§ Material provided

________________________________________

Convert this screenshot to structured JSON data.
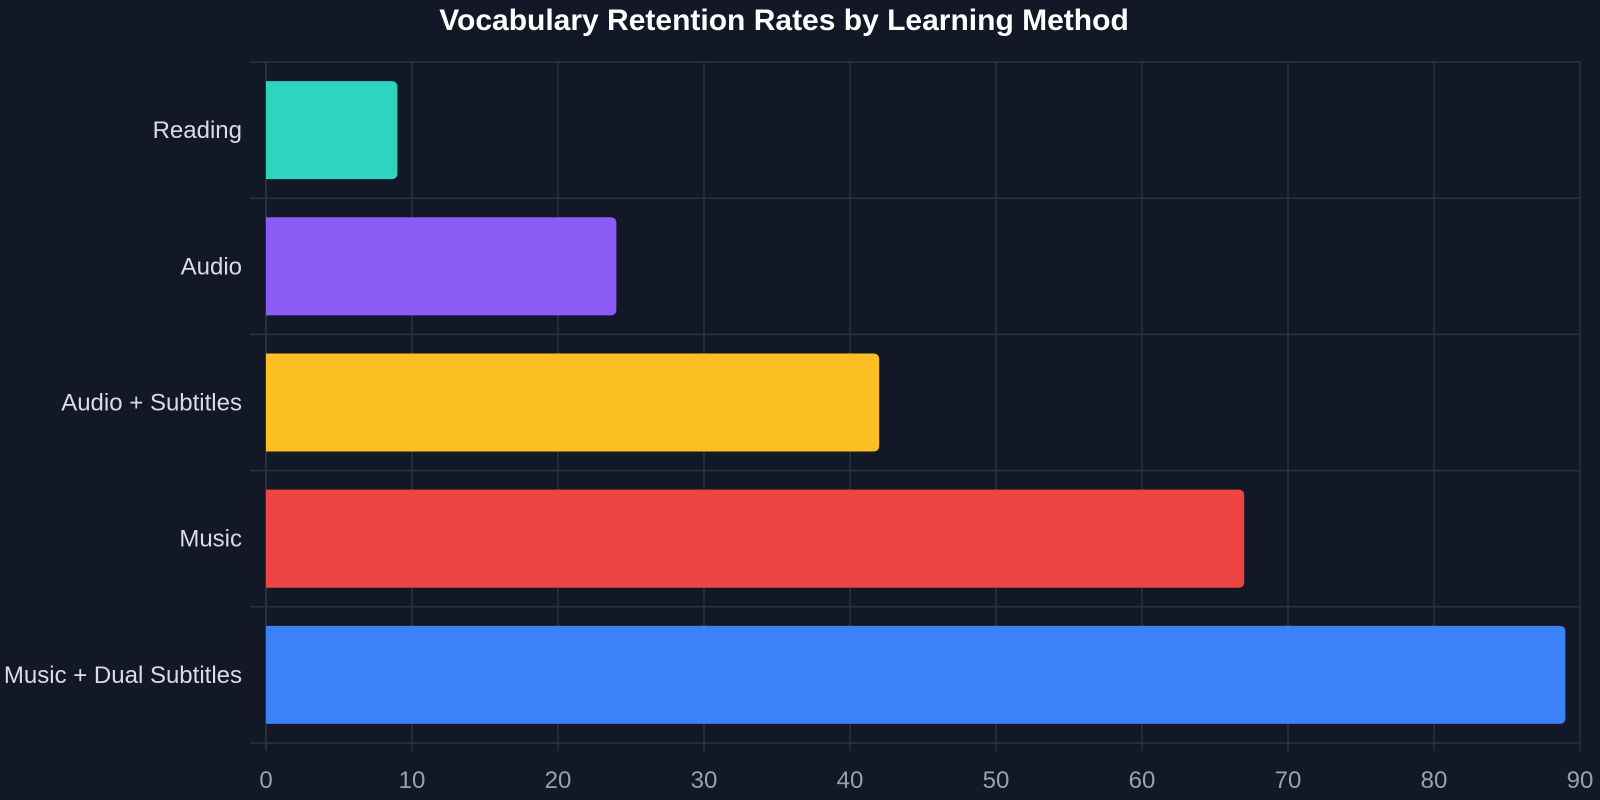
{
  "chart_data": {
    "type": "bar",
    "orientation": "horizontal",
    "title": "Vocabulary Retention Rates by Learning Method",
    "xlabel": "",
    "ylabel": "",
    "categories": [
      "Reading",
      "Audio",
      "Audio + Subtitles",
      "Music",
      "Music + Dual Subtitles"
    ],
    "values": [
      9,
      24,
      42,
      67,
      89
    ],
    "colors": [
      "#2dd4bf",
      "#8b5cf6",
      "#fbbf24",
      "#ef4444",
      "#3b82f6"
    ],
    "xlim": [
      0,
      90
    ],
    "xticks": [
      0,
      10,
      20,
      30,
      40,
      50,
      60,
      70,
      80,
      90
    ],
    "grid": true,
    "legend": "none"
  }
}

________________________________________

§ Task description
Report how many lines in these entries contain "Subtitles". Answer with the number only.

§ Answer to this task
2